# [Work to complete]
Identify the lines that contain the word "structure" and copy each one.

********************

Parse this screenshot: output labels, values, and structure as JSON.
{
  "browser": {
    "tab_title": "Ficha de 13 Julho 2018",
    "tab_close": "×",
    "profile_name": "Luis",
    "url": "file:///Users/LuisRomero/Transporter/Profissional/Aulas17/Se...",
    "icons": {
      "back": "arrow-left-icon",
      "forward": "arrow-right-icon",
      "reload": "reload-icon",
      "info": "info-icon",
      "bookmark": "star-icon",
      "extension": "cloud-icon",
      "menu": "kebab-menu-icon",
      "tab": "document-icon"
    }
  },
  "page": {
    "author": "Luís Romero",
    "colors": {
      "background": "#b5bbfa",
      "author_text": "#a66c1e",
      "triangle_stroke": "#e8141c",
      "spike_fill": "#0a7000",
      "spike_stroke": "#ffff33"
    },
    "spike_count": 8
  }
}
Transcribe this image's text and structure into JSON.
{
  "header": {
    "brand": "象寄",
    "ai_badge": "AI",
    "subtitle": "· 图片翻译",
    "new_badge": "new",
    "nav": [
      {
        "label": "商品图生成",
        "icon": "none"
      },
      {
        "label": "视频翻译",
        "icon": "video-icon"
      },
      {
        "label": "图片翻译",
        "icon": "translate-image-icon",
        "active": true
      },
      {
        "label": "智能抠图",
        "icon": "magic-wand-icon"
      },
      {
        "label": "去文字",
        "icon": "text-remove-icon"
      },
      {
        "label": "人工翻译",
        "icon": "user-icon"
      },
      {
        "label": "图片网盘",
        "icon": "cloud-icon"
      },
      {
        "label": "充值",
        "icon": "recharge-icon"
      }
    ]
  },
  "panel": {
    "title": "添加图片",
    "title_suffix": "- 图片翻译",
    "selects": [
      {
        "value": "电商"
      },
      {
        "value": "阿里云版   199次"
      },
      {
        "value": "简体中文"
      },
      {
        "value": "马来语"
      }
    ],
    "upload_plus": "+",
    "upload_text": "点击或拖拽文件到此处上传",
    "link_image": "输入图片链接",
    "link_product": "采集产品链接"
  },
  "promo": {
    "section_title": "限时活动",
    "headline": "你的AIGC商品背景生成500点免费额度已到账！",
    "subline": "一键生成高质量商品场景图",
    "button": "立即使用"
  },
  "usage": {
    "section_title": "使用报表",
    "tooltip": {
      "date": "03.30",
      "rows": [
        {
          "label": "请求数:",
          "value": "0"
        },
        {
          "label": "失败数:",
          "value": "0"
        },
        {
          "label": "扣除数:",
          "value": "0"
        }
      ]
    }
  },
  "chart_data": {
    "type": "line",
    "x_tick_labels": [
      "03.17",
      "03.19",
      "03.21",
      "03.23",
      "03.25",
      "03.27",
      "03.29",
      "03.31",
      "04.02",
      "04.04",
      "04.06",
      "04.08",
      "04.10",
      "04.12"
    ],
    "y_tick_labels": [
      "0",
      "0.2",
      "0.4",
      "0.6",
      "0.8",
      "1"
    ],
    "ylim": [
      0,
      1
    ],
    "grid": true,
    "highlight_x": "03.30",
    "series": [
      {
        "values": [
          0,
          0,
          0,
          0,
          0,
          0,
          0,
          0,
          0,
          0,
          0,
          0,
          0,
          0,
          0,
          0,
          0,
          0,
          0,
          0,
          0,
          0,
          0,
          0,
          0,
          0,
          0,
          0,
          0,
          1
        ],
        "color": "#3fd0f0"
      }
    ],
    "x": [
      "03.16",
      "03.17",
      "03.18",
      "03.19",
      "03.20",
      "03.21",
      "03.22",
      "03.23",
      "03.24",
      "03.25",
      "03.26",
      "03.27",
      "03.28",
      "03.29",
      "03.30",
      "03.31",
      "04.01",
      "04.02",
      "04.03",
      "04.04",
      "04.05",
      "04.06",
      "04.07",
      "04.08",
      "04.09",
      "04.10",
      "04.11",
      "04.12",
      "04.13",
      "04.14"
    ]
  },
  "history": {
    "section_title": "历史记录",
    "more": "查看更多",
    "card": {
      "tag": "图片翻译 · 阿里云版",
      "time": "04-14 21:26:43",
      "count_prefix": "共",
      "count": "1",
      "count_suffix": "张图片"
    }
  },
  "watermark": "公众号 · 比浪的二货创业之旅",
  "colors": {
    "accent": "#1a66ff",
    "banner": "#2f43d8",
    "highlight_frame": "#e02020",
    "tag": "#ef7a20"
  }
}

********************

# [Solution for this task]
Parse this screenshot: output labels, values, and structure as JSON.
Transcribe this image's text and structure into JSON.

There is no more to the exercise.